Exactly as they appear, output all of the records. Skip any images.

══ Raw records ══

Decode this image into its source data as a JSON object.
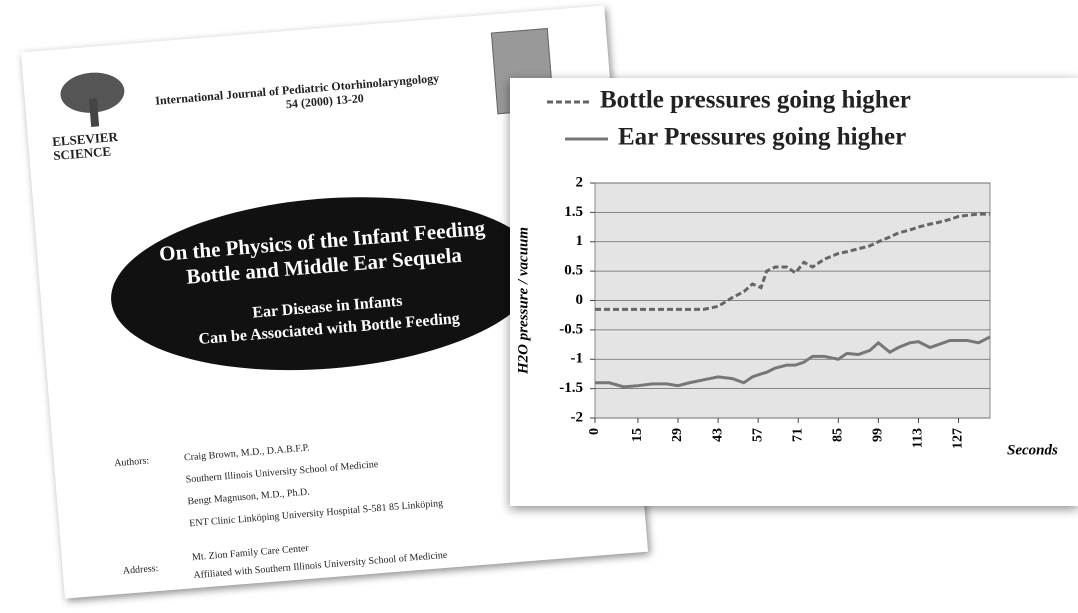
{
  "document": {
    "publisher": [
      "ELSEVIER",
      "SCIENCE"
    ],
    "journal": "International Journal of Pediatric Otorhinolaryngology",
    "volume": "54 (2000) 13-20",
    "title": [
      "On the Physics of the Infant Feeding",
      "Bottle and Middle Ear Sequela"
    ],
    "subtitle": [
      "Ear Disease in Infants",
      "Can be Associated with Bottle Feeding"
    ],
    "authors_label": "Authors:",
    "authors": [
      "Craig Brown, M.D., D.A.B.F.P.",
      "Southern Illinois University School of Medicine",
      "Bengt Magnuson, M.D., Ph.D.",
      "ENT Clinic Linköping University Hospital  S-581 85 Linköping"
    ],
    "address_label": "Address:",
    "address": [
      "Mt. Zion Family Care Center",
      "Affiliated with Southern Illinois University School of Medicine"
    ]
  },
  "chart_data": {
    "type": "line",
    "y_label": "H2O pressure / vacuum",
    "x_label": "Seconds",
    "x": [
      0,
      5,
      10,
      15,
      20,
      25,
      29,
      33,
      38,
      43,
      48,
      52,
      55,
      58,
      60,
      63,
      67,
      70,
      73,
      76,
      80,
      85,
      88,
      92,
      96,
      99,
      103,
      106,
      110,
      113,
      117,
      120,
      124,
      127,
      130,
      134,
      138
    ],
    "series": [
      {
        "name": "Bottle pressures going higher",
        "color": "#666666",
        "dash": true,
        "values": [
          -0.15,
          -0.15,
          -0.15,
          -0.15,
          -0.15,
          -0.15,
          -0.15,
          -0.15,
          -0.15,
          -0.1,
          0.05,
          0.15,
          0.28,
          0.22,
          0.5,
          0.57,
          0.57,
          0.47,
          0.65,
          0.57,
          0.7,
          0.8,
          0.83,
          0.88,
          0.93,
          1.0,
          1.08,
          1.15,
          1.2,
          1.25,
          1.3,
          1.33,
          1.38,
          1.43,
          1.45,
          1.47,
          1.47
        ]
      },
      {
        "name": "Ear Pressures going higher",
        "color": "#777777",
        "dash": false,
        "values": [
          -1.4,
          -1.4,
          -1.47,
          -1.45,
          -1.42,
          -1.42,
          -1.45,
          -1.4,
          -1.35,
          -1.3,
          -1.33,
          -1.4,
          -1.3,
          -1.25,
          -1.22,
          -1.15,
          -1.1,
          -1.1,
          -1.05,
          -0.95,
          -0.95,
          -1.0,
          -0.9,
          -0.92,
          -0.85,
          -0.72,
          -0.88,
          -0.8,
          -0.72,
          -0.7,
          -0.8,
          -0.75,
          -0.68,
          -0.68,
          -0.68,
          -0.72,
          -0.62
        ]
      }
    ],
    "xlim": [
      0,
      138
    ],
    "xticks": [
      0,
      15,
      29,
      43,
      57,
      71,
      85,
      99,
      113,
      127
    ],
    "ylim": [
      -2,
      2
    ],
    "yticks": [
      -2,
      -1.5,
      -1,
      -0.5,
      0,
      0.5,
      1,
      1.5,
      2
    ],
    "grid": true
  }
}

═══

• _Solution to the exercise_:
Decode this image into its source data as a JSON object.
{
  "document": {
    "publisher": [
      "ELSEVIER",
      "SCIENCE"
    ],
    "journal": "International Journal of Pediatric Otorhinolaryngology",
    "volume": "54 (2000) 13-20",
    "title": [
      "On the Physics of the Infant Feeding",
      "Bottle and Middle Ear Sequela"
    ],
    "subtitle": [
      "Ear Disease in Infants",
      "Can be Associated with Bottle Feeding"
    ],
    "authors_label": "Authors:",
    "authors": [
      "Craig Brown, M.D., D.A.B.F.P.",
      "Southern Illinois University School of Medicine",
      "Bengt Magnuson, M.D., Ph.D.",
      "ENT Clinic Linköping University Hospital  S-581 85 Linköping"
    ],
    "address_label": "Address:",
    "address": [
      "Mt. Zion Family Care Center",
      "Affiliated with Southern Illinois University School of Medicine"
    ]
  },
  "chart_data": {
    "type": "line",
    "y_label": "H2O pressure / vacuum",
    "x_label": "Seconds",
    "x": [
      0,
      5,
      10,
      15,
      20,
      25,
      29,
      33,
      38,
      43,
      48,
      52,
      55,
      58,
      60,
      63,
      67,
      70,
      73,
      76,
      80,
      85,
      88,
      92,
      96,
      99,
      103,
      106,
      110,
      113,
      117,
      120,
      124,
      127,
      130,
      134,
      138
    ],
    "series": [
      {
        "name": "Bottle pressures going higher",
        "color": "#666666",
        "dash": true,
        "values": [
          -0.15,
          -0.15,
          -0.15,
          -0.15,
          -0.15,
          -0.15,
          -0.15,
          -0.15,
          -0.15,
          -0.1,
          0.05,
          0.15,
          0.28,
          0.22,
          0.5,
          0.57,
          0.57,
          0.47,
          0.65,
          0.57,
          0.7,
          0.8,
          0.83,
          0.88,
          0.93,
          1.0,
          1.08,
          1.15,
          1.2,
          1.25,
          1.3,
          1.33,
          1.38,
          1.43,
          1.45,
          1.47,
          1.47
        ]
      },
      {
        "name": "Ear Pressures going higher",
        "color": "#777777",
        "dash": false,
        "values": [
          -1.4,
          -1.4,
          -1.47,
          -1.45,
          -1.42,
          -1.42,
          -1.45,
          -1.4,
          -1.35,
          -1.3,
          -1.33,
          -1.4,
          -1.3,
          -1.25,
          -1.22,
          -1.15,
          -1.1,
          -1.1,
          -1.05,
          -0.95,
          -0.95,
          -1.0,
          -0.9,
          -0.92,
          -0.85,
          -0.72,
          -0.88,
          -0.8,
          -0.72,
          -0.7,
          -0.8,
          -0.75,
          -0.68,
          -0.68,
          -0.68,
          -0.72,
          -0.62
        ]
      }
    ],
    "xlim": [
      0,
      138
    ],
    "xticks": [
      0,
      15,
      29,
      43,
      57,
      71,
      85,
      99,
      113,
      127
    ],
    "ylim": [
      -2,
      2
    ],
    "yticks": [
      -2,
      -1.5,
      -1,
      -0.5,
      0,
      0.5,
      1,
      1.5,
      2
    ],
    "grid": true
  }
}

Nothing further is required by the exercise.